— Written problem —
Gather all lines with "Nagar" from the records.

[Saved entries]
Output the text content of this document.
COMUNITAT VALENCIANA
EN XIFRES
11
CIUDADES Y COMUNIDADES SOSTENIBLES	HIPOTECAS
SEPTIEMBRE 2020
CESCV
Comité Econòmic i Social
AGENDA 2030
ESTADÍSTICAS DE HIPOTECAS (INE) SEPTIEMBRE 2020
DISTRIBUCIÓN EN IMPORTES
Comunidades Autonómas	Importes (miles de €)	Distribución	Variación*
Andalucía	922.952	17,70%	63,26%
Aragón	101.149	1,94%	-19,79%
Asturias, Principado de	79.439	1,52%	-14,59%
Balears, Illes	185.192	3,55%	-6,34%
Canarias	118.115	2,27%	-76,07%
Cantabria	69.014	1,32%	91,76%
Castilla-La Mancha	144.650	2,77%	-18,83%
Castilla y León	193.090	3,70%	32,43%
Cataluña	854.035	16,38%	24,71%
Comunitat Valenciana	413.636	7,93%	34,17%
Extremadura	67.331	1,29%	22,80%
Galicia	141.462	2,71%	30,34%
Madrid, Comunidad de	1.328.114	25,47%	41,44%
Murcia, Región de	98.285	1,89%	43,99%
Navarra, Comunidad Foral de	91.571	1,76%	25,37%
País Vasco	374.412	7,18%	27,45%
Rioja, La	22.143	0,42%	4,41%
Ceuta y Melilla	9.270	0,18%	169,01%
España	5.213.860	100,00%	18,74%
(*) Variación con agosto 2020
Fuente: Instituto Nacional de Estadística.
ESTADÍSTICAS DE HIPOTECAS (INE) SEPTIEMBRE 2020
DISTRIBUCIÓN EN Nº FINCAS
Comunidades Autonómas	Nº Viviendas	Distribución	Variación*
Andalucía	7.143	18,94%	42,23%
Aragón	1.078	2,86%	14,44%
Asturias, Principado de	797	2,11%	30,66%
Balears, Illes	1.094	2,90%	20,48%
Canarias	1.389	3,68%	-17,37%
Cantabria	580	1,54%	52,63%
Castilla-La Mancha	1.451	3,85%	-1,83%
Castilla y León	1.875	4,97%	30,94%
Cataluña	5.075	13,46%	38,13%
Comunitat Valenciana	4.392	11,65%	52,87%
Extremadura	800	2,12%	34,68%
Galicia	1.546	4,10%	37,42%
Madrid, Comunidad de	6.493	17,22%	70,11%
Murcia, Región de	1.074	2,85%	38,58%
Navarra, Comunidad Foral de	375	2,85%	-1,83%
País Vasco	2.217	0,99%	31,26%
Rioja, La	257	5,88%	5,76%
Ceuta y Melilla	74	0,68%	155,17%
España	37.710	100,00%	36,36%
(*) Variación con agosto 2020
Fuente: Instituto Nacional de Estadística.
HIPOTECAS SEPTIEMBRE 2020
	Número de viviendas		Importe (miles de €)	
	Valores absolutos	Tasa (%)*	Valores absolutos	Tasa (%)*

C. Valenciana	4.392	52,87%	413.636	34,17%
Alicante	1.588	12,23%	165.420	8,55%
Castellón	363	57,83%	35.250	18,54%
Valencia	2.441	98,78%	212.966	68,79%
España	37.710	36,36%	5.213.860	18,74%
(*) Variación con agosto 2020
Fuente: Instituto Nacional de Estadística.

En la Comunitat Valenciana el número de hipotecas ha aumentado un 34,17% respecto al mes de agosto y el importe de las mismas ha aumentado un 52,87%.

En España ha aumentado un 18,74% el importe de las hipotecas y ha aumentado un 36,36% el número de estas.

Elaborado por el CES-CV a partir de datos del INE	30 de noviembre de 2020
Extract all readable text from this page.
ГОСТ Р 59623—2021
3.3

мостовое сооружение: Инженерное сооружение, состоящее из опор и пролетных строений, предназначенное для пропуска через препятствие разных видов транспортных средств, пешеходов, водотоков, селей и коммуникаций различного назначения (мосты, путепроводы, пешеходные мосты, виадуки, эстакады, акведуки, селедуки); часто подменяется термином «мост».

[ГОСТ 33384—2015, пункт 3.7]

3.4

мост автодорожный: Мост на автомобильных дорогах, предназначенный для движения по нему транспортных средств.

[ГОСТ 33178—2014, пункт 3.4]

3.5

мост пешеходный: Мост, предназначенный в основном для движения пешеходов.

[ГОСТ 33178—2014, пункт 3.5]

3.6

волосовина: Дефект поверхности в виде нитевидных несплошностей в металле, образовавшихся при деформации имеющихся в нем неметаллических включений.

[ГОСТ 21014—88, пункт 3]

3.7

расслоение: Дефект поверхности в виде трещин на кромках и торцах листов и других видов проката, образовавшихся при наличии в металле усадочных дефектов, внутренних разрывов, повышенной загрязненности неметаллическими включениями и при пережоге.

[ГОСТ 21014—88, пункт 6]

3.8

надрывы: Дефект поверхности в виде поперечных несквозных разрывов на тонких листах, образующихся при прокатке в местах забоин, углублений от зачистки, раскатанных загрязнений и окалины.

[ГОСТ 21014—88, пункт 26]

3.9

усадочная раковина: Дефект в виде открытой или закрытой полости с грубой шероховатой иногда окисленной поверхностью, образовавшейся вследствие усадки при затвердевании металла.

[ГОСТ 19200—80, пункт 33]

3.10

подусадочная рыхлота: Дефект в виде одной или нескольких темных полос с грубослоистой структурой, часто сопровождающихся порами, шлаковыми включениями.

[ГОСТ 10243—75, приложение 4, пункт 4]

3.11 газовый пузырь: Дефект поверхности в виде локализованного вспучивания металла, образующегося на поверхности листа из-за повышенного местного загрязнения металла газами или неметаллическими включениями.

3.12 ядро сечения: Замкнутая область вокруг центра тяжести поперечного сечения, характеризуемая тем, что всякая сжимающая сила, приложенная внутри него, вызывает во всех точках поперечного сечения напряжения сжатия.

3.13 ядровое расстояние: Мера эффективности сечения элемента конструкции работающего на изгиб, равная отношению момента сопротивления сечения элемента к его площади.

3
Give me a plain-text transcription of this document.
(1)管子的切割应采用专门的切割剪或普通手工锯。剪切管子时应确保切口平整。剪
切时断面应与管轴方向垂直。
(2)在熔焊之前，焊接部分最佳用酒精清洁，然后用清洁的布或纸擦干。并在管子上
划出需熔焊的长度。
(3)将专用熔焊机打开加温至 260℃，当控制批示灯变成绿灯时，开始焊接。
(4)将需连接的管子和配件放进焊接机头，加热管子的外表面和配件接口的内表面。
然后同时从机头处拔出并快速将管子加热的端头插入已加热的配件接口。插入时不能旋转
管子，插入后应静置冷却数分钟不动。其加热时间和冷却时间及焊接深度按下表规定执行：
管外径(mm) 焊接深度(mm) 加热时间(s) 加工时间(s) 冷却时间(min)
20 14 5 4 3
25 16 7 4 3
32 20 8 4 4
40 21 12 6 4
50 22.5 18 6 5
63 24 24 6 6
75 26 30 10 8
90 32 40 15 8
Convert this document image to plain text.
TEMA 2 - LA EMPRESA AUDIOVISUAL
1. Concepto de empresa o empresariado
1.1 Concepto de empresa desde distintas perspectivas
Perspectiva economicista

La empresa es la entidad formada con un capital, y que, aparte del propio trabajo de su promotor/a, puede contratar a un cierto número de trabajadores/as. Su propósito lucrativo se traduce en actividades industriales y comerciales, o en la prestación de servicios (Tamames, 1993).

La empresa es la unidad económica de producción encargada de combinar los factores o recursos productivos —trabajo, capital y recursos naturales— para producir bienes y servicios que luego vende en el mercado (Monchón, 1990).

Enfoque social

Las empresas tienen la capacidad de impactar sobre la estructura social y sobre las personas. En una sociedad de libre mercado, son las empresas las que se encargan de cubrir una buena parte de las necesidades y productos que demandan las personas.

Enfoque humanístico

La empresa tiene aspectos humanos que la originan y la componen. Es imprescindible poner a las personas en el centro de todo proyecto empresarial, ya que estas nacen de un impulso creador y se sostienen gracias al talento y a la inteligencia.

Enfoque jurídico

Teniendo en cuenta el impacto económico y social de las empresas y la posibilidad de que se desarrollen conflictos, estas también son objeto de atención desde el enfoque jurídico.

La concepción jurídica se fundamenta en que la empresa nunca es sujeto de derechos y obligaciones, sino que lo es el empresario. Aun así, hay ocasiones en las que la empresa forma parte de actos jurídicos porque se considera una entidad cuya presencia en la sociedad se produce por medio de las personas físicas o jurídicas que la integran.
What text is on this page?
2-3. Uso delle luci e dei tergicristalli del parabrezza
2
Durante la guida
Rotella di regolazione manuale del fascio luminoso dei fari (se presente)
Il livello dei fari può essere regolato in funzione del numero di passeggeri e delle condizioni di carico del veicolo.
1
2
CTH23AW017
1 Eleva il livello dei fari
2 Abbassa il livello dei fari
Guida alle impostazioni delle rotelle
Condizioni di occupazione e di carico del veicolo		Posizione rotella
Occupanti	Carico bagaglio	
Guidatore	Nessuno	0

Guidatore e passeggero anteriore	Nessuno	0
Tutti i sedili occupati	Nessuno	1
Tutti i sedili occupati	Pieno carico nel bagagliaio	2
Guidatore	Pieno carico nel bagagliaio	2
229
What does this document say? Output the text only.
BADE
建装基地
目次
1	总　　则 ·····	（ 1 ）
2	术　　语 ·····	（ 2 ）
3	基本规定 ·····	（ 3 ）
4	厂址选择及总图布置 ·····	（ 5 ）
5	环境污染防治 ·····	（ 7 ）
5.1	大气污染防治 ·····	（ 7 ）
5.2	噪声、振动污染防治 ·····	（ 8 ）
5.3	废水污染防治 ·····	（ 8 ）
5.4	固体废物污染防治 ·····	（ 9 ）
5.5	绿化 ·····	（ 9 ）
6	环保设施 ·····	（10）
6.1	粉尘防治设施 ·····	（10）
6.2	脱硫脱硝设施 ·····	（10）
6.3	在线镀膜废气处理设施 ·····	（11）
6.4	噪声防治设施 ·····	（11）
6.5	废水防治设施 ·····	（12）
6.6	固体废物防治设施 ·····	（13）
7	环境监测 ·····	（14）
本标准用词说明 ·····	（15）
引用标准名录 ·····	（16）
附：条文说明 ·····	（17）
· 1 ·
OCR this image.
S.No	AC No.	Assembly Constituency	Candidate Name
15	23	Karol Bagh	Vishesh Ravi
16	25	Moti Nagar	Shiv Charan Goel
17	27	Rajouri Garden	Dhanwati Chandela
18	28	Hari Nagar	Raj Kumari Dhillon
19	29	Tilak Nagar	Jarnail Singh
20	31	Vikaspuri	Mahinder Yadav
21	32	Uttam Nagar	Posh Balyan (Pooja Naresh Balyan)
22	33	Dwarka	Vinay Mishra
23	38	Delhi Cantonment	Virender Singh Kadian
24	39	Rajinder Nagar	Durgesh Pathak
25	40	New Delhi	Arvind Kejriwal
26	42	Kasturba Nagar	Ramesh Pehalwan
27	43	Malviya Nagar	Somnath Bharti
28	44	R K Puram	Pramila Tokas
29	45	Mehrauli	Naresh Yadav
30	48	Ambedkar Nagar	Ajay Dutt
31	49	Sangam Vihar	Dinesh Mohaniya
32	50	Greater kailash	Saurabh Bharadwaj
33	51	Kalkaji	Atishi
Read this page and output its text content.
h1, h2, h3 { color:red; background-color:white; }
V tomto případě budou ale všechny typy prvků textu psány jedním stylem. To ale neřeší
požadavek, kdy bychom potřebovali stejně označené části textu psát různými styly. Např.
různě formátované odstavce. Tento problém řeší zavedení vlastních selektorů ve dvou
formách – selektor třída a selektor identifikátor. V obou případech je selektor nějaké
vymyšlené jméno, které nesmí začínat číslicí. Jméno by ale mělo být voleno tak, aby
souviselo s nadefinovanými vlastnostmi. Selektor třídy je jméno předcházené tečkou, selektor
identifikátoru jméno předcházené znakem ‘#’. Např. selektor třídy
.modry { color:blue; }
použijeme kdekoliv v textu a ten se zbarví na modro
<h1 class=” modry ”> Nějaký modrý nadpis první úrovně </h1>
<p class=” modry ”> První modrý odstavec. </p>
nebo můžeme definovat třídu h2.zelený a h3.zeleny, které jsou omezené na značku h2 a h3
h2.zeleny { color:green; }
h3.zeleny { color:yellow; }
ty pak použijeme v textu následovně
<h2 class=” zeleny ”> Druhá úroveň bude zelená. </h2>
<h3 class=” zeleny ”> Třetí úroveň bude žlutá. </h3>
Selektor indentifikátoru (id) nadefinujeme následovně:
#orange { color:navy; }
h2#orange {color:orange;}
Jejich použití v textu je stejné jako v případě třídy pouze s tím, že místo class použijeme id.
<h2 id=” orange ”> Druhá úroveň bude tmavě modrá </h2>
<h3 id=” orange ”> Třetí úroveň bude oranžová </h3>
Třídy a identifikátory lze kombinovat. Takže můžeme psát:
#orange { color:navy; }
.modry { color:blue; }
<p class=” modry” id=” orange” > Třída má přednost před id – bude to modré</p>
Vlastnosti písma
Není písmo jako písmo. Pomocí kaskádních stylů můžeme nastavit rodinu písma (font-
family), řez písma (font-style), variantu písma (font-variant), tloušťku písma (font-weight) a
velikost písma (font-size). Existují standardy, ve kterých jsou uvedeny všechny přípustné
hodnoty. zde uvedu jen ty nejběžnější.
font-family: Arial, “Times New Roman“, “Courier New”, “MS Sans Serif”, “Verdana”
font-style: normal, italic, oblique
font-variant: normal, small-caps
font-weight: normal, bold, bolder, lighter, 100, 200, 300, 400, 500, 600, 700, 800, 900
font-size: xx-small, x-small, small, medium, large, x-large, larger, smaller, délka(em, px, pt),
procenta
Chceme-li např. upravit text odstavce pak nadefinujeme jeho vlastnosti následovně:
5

— Solved exercise —
16	25	Moti Nagar	Shiv Charan Goel
18	28	Hari Nagar	Raj Kumari Dhillon
19	29	Tilak Nagar	Jarnail Singh
21	32	Uttam Nagar	Posh Balyan (Pooja Naresh Balyan)
24	39	Rajinder Nagar	Durgesh Pathak
26	42	Kasturba Nagar	Ramesh Pehalwan
27	43	Malviya Nagar	Somnath Bharti
30	48	Ambedkar Nagar	Ajay Dutt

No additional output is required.